The task | Without the pictures, copy the entries below word for word.

Data records |

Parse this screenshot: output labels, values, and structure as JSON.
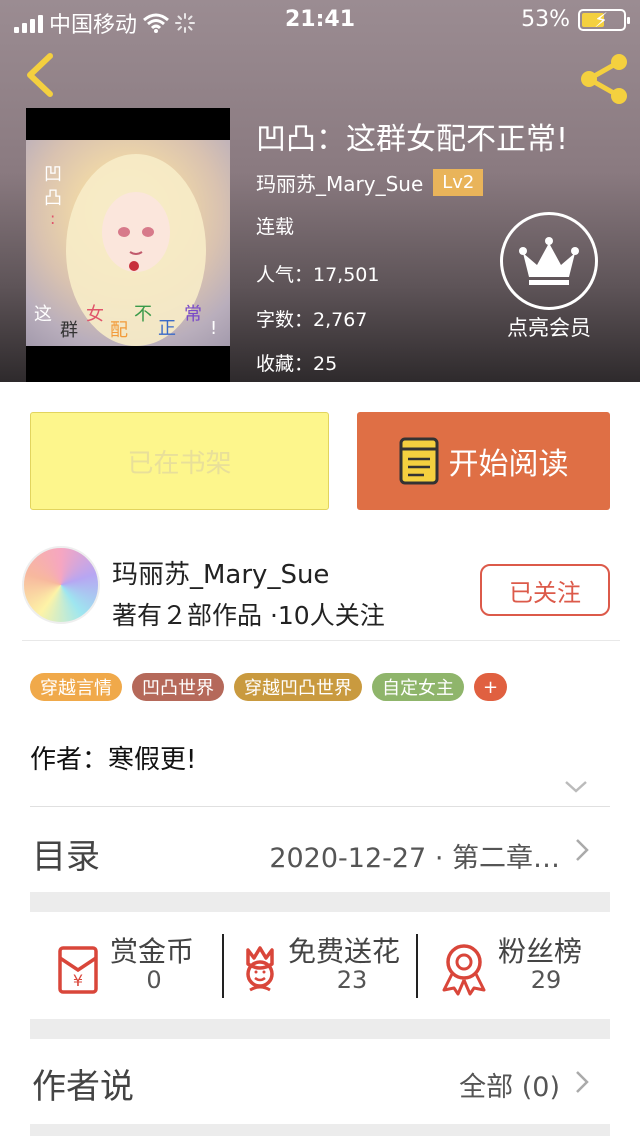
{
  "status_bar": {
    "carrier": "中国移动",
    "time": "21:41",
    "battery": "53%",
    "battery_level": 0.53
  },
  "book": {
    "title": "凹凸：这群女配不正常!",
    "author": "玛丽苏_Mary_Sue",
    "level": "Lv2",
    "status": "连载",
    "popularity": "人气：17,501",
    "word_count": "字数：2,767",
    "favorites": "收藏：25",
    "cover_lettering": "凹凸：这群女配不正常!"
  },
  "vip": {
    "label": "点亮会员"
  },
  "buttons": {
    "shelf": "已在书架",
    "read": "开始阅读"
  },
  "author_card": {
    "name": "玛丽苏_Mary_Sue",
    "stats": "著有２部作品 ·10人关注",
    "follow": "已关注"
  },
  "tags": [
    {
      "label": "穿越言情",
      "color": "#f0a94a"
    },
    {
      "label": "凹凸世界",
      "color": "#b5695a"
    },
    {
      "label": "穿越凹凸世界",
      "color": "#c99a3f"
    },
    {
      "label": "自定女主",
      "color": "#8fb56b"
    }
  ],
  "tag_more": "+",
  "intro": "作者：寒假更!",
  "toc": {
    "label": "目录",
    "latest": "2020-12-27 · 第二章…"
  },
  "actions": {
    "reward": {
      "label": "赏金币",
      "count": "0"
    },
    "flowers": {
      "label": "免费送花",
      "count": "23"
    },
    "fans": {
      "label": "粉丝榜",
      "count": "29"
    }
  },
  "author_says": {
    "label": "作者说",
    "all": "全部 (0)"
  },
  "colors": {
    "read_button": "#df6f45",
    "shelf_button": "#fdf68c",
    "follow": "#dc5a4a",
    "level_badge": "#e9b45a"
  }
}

Result for this task |
Parse this screenshot: output labels, values, and structure as JSON.
{
  "status_bar": {
    "carrier": "中国移动",
    "time": "21:41",
    "battery": "53%",
    "battery_level": 0.53
  },
  "book": {
    "title": "凹凸：这群女配不正常!",
    "author": "玛丽苏_Mary_Sue",
    "level": "Lv2",
    "status": "连载",
    "popularity": "人气：17,501",
    "word_count": "字数：2,767",
    "favorites": "收藏：25",
    "cover_lettering": "凹凸：这群女配不正常!"
  },
  "vip": {
    "label": "点亮会员"
  },
  "buttons": {
    "shelf": "已在书架",
    "read": "开始阅读"
  },
  "author_card": {
    "name": "玛丽苏_Mary_Sue",
    "stats": "著有２部作品 ·10人关注",
    "follow": "已关注"
  },
  "tags": [
    {
      "label": "穿越言情",
      "color": "#f0a94a"
    },
    {
      "label": "凹凸世界",
      "color": "#b5695a"
    },
    {
      "label": "穿越凹凸世界",
      "color": "#c99a3f"
    },
    {
      "label": "自定女主",
      "color": "#8fb56b"
    }
  ],
  "tag_more": "+",
  "intro": "作者：寒假更!",
  "toc": {
    "label": "目录",
    "latest": "2020-12-27 · 第二章…"
  },
  "actions": {
    "reward": {
      "label": "赏金币",
      "count": "0"
    },
    "flowers": {
      "label": "免费送花",
      "count": "23"
    },
    "fans": {
      "label": "粉丝榜",
      "count": "29"
    }
  },
  "author_says": {
    "label": "作者说",
    "all": "全部 (0)"
  },
  "colors": {
    "read_button": "#df6f45",
    "shelf_button": "#fdf68c",
    "follow": "#dc5a4a",
    "level_badge": "#e9b45a"
  }
}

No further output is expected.